* _Exercise aim_: From the listing below, extract each line containing the string "член".
[Start Data for processing]
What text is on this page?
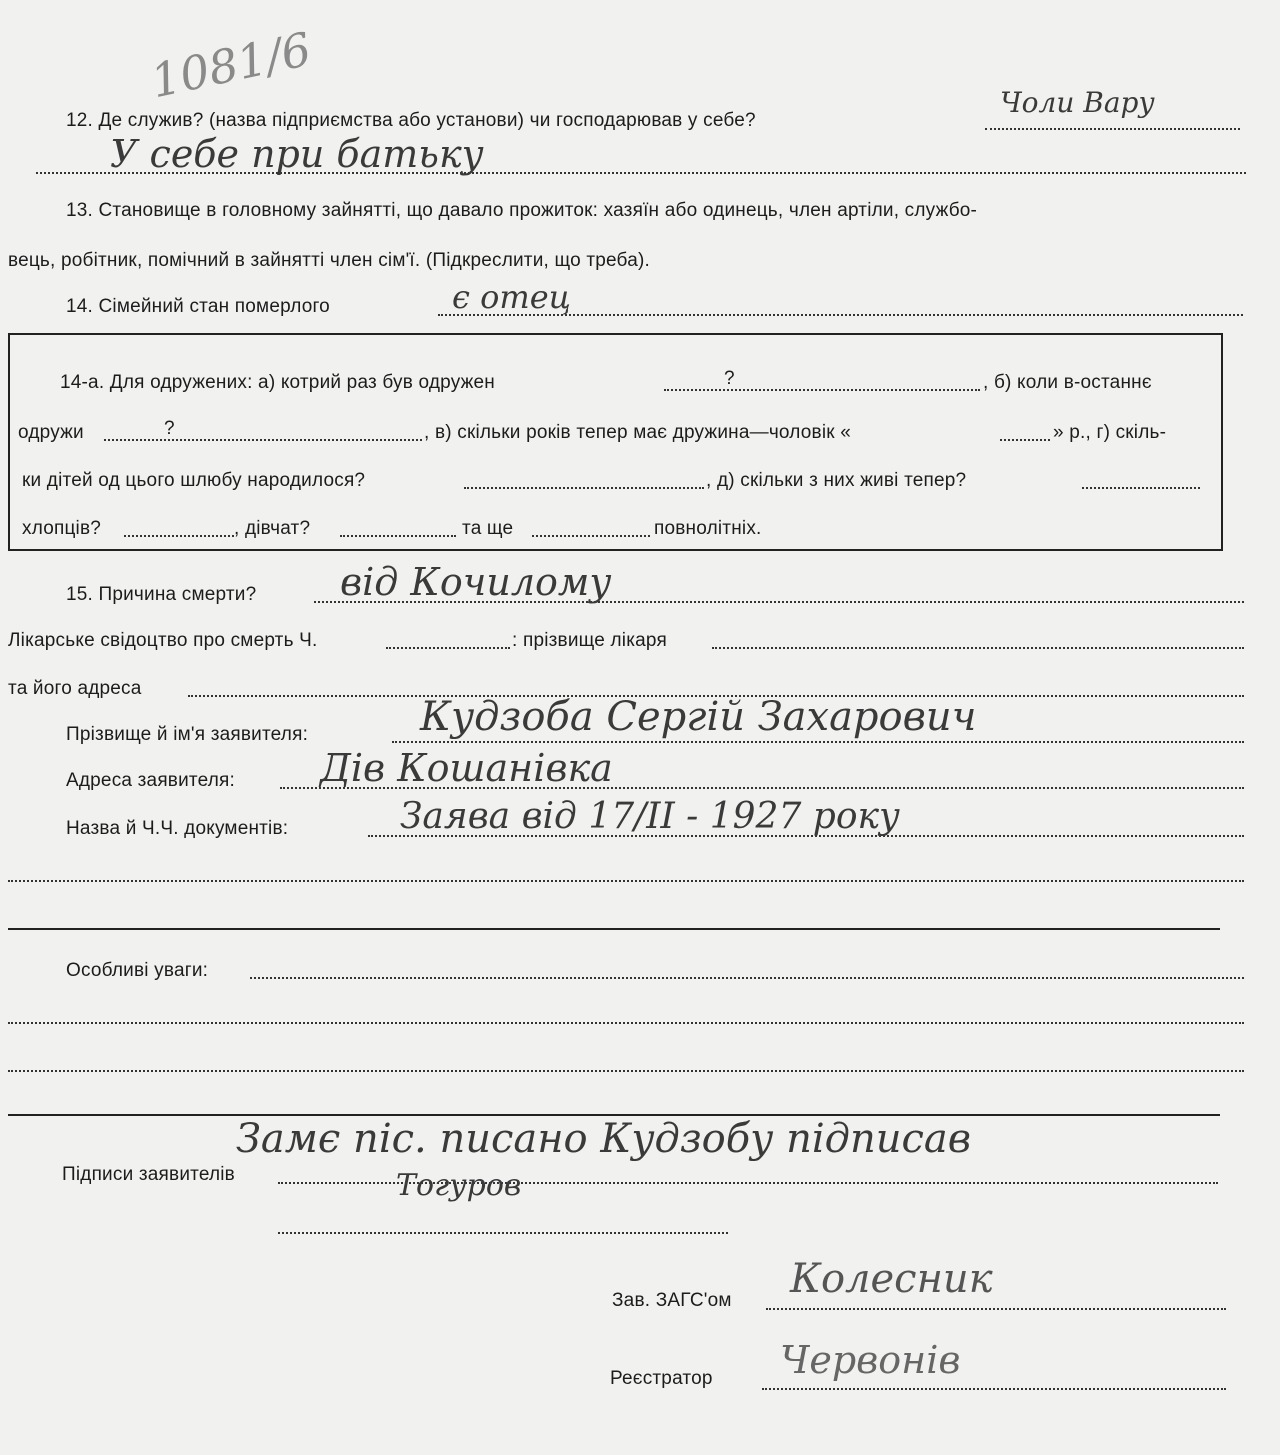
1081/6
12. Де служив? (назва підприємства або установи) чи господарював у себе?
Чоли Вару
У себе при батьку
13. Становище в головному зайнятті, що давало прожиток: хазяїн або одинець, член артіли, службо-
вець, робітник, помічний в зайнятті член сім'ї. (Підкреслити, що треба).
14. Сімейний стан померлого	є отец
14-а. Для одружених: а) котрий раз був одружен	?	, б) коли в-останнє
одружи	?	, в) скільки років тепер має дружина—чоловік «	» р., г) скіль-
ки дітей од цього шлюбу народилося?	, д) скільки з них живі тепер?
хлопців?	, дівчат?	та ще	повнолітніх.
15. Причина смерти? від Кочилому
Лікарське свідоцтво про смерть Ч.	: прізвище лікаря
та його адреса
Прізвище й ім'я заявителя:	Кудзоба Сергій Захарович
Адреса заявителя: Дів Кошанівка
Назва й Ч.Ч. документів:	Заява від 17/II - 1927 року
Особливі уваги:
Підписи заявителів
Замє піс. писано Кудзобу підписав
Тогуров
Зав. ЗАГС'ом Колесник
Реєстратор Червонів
[End Data for processing]
* _Reply to the task_:
13. Становище в головному зайнятті, що давало прожиток: хазяїн або одинець, член артіли, службо-
вець, робітник, помічний в зайнятті член сім'ї. (Підкреслити, що треба).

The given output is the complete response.